**Set task**.
Copy out the entries below in full and exactly.

**Task inputs**.

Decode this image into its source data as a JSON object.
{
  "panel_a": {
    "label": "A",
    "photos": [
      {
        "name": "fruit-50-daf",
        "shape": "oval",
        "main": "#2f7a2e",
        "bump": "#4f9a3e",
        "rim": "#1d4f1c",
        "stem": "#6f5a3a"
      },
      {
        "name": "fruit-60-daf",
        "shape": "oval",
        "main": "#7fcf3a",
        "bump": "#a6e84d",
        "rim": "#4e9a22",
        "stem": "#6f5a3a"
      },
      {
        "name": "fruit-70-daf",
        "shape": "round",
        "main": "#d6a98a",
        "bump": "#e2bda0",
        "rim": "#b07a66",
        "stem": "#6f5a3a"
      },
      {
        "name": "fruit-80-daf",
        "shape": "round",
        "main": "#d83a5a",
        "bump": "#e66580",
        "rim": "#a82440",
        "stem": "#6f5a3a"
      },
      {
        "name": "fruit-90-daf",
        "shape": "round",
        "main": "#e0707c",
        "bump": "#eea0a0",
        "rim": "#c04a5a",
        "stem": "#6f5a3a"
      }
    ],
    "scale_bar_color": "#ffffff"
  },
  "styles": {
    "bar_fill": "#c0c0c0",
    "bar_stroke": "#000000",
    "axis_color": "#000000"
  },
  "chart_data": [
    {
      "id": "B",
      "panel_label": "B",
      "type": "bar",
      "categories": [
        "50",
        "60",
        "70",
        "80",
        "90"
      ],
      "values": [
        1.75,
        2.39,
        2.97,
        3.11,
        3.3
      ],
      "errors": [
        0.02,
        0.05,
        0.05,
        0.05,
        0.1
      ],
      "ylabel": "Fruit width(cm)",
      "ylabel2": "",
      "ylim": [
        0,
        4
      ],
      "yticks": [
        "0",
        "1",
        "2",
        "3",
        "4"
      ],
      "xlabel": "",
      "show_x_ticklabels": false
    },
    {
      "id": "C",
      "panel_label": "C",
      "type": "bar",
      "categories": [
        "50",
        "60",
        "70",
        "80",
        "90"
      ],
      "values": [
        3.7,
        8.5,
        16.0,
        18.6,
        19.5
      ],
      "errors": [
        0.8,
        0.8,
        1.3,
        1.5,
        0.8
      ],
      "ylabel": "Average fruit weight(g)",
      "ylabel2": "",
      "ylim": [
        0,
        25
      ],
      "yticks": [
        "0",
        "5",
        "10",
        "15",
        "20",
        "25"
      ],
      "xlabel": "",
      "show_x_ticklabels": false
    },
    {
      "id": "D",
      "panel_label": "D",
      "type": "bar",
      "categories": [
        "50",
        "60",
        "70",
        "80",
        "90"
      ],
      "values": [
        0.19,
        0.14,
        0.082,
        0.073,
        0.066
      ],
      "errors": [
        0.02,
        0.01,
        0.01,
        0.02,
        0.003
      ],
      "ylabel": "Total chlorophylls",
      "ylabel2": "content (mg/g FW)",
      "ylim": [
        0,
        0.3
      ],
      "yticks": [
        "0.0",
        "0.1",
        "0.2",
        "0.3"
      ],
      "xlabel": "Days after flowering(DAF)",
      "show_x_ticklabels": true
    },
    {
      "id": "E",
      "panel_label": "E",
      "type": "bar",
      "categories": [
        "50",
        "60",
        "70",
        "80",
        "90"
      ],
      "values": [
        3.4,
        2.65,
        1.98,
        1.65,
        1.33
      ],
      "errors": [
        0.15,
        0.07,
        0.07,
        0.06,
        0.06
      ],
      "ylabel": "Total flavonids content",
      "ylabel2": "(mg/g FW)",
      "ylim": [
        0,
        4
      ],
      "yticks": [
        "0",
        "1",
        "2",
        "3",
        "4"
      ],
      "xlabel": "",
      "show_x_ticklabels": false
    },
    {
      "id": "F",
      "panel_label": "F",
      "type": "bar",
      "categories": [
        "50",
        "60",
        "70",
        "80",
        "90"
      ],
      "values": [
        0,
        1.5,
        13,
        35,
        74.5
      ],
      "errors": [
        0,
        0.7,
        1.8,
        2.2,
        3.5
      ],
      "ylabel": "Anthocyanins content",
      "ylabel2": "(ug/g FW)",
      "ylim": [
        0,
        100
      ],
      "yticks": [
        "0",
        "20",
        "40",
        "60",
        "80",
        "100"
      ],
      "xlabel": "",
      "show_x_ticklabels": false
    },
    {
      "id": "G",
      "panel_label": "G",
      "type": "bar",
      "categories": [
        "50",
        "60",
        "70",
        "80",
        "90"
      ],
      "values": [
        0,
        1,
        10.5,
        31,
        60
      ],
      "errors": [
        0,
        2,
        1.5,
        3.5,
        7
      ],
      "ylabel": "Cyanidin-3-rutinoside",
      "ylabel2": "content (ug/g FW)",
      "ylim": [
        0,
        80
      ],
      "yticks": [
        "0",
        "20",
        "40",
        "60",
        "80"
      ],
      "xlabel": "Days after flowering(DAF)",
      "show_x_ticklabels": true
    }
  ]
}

**Task solution**.
Decode this image into its source data as a JSON object.
{
  "panel_a": {
    "label": "A",
    "photos": [
      {
        "name": "fruit-50-daf",
        "shape": "oval",
        "main": "#2f7a2e",
        "bump": "#4f9a3e",
        "rim": "#1d4f1c",
        "stem": "#6f5a3a"
      },
      {
        "name": "fruit-60-daf",
        "shape": "oval",
        "main": "#7fcf3a",
        "bump": "#a6e84d",
        "rim": "#4e9a22",
        "stem": "#6f5a3a"
      },
      {
        "name": "fruit-70-daf",
        "shape": "round",
        "main": "#d6a98a",
        "bump": "#e2bda0",
        "rim": "#b07a66",
        "stem": "#6f5a3a"
      },
      {
        "name": "fruit-80-daf",
        "shape": "round",
        "main": "#d83a5a",
        "bump": "#e66580",
        "rim": "#a82440",
        "stem": "#6f5a3a"
      },
      {
        "name": "fruit-90-daf",
        "shape": "round",
        "main": "#e0707c",
        "bump": "#eea0a0",
        "rim": "#c04a5a",
        "stem": "#6f5a3a"
      }
    ],
    "scale_bar_color": "#ffffff"
  },
  "styles": {
    "bar_fill": "#c0c0c0",
    "bar_stroke": "#000000",
    "axis_color": "#000000"
  },
  "chart_data": [
    {
      "id": "B",
      "panel_label": "B",
      "type": "bar",
      "categories": [
        "50",
        "60",
        "70",
        "80",
        "90"
      ],
      "values": [
        1.75,
        2.39,
        2.97,
        3.11,
        3.3
      ],
      "errors": [
        0.02,
        0.05,
        0.05,
        0.05,
        0.1
      ],
      "ylabel": "Fruit width(cm)",
      "ylabel2": "",
      "ylim": [
        0,
        4
      ],
      "yticks": [
        "0",
        "1",
        "2",
        "3",
        "4"
      ],
      "xlabel": "",
      "show_x_ticklabels": false
    },
    {
      "id": "C",
      "panel_label": "C",
      "type": "bar",
      "categories": [
        "50",
        "60",
        "70",
        "80",
        "90"
      ],
      "values": [
        3.7,
        8.5,
        16.0,
        18.6,
        19.5
      ],
      "errors": [
        0.8,
        0.8,
        1.3,
        1.5,
        0.8
      ],
      "ylabel": "Average fruit weight(g)",
      "ylabel2": "",
      "ylim": [
        0,
        25
      ],
      "yticks": [
        "0",
        "5",
        "10",
        "15",
        "20",
        "25"
      ],
      "xlabel": "",
      "show_x_ticklabels": false
    },
    {
      "id": "D",
      "panel_label": "D",
      "type": "bar",
      "categories": [
        "50",
        "60",
        "70",
        "80",
        "90"
      ],
      "values": [
        0.19,
        0.14,
        0.082,
        0.073,
        0.066
      ],
      "errors": [
        0.02,
        0.01,
        0.01,
        0.02,
        0.003
      ],
      "ylabel": "Total chlorophylls",
      "ylabel2": "content (mg/g FW)",
      "ylim": [
        0,
        0.3
      ],
      "yticks": [
        "0.0",
        "0.1",
        "0.2",
        "0.3"
      ],
      "xlabel": "Days after flowering(DAF)",
      "show_x_ticklabels": true
    },
    {
      "id": "E",
      "panel_label": "E",
      "type": "bar",
      "categories": [
        "50",
        "60",
        "70",
        "80",
        "90"
      ],
      "values": [
        3.4,
        2.65,
        1.98,
        1.65,
        1.33
      ],
      "errors": [
        0.15,
        0.07,
        0.07,
        0.06,
        0.06
      ],
      "ylabel": "Total flavonids content",
      "ylabel2": "(mg/g FW)",
      "ylim": [
        0,
        4
      ],
      "yticks": [
        "0",
        "1",
        "2",
        "3",
        "4"
      ],
      "xlabel": "",
      "show_x_ticklabels": false
    },
    {
      "id": "F",
      "panel_label": "F",
      "type": "bar",
      "categories": [
        "50",
        "60",
        "70",
        "80",
        "90"
      ],
      "values": [
        0,
        1.5,
        13,
        35,
        74.5
      ],
      "errors": [
        0,
        0.7,
        1.8,
        2.2,
        3.5
      ],
      "ylabel": "Anthocyanins content",
      "ylabel2": "(ug/g FW)",
      "ylim": [
        0,
        100
      ],
      "yticks": [
        "0",
        "20",
        "40",
        "60",
        "80",
        "100"
      ],
      "xlabel": "",
      "show_x_ticklabels": false
    },
    {
      "id": "G",
      "panel_label": "G",
      "type": "bar",
      "categories": [
        "50",
        "60",
        "70",
        "80",
        "90"
      ],
      "values": [
        0,
        1,
        10.5,
        31,
        60
      ],
      "errors": [
        0,
        2,
        1.5,
        3.5,
        7
      ],
      "ylabel": "Cyanidin-3-rutinoside",
      "ylabel2": "content (ug/g FW)",
      "ylim": [
        0,
        80
      ],
      "yticks": [
        "0",
        "20",
        "40",
        "60",
        "80"
      ],
      "xlabel": "Days after flowering(DAF)",
      "show_x_ticklabels": true
    }
  ]
}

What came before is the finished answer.